[Stored entries]
━━━━━━━━━━━━━━━━━━━━━━━━━━━━━━
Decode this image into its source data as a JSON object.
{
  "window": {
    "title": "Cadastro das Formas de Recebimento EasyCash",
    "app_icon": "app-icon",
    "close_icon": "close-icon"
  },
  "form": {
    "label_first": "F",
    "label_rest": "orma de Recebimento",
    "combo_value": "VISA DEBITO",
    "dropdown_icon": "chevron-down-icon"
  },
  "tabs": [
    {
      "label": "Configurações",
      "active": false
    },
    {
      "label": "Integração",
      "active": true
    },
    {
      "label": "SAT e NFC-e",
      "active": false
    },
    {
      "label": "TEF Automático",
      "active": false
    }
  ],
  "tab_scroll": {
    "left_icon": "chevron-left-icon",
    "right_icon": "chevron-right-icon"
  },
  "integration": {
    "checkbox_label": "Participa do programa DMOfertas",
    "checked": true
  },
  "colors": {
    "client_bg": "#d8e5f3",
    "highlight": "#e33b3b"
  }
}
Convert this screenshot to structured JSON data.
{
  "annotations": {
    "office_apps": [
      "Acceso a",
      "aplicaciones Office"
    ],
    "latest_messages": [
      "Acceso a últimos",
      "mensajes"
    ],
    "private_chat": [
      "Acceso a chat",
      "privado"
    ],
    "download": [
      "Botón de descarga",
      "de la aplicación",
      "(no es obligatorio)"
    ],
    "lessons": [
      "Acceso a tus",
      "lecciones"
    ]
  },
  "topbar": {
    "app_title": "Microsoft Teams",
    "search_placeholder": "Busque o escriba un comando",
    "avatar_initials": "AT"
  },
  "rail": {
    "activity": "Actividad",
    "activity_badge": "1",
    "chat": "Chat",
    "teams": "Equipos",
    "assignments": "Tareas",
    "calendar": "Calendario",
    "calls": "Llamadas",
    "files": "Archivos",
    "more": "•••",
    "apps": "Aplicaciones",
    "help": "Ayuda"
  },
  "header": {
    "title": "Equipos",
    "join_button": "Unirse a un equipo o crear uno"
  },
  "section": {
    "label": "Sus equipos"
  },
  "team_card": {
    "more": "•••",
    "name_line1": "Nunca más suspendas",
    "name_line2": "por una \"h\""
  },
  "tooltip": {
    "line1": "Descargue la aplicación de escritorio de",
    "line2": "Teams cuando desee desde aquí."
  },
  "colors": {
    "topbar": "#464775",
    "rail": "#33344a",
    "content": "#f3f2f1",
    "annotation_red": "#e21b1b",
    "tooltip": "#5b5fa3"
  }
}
━━━━━━━━━━━━━━━━━━━━━━━━━━━━━━
_Goal of the exercise_
Output exactly the lines above, from the one holding "Convert this screenshot" through the end of the data, including the first and last.

_Correct output_
Convert this screenshot to structured JSON data.
{
  "annotations": {
    "office_apps": [
      "Acceso a",
      "aplicaciones Office"
    ],
    "latest_messages": [
      "Acceso a últimos",
      "mensajes"
    ],
    "private_chat": [
      "Acceso a chat",
      "privado"
    ],
    "download": [
      "Botón de descarga",
      "de la aplicación",
      "(no es obligatorio)"
    ],
    "lessons": [
      "Acceso a tus",
      "lecciones"
    ]
  },
  "topbar": {
    "app_title": "Microsoft Teams",
    "search_placeholder": "Busque o escriba un comando",
    "avatar_initials": "AT"
  },
  "rail": {
    "activity": "Actividad",
    "activity_badge": "1",
    "chat": "Chat",
    "teams": "Equipos",
    "assignments": "Tareas",
    "calendar": "Calendario",
    "calls": "Llamadas",
    "files": "Archivos",
    "more": "•••",
    "apps": "Aplicaciones",
    "help": "Ayuda"
  },
  "header": {
    "title": "Equipos",
    "join_button": "Unirse a un equipo o crear uno"
  },
  "section": {
    "label": "Sus equipos"
  },
  "team_card": {
    "more": "•••",
    "name_line1": "Nunca más suspendas",
    "name_line2": "por una \"h\""
  },
  "tooltip": {
    "line1": "Descargue la aplicación de escritorio de",
    "line2": "Teams cuando desee desde aquí."
  },
  "colors": {
    "topbar": "#464775",
    "rail": "#33344a",
    "content": "#f3f2f1",
    "annotation_red": "#e21b1b",
    "tooltip": "#5b5fa3"
  }
}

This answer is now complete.